Data items
######

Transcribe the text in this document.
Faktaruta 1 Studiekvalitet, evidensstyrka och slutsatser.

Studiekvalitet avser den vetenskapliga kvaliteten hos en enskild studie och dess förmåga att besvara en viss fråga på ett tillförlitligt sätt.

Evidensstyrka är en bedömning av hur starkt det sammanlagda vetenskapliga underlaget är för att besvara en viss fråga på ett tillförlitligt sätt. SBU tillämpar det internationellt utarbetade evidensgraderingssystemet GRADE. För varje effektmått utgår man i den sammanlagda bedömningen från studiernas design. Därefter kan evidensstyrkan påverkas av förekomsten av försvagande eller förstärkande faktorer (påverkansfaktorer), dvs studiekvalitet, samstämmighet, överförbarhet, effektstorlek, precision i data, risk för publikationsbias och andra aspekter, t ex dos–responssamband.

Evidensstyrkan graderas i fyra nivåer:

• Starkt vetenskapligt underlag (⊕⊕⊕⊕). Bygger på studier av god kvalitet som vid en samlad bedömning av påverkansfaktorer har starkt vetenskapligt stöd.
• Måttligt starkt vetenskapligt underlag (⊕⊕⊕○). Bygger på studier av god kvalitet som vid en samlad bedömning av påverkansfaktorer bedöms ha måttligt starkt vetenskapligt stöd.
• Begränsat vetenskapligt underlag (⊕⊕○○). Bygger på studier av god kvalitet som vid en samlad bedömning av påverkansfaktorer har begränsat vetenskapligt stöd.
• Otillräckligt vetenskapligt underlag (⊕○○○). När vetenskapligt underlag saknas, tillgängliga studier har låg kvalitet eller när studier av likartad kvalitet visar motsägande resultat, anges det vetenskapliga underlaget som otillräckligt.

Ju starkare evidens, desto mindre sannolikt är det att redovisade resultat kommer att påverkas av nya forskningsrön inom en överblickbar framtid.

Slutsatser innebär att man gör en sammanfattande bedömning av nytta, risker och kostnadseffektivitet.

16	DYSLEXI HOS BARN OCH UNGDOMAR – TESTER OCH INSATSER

######

- [REQUEST]: How many of the lines above include the string "besvara"? Answer with the number only.

- [RESPONSE TO THIS EXERCISE]: 2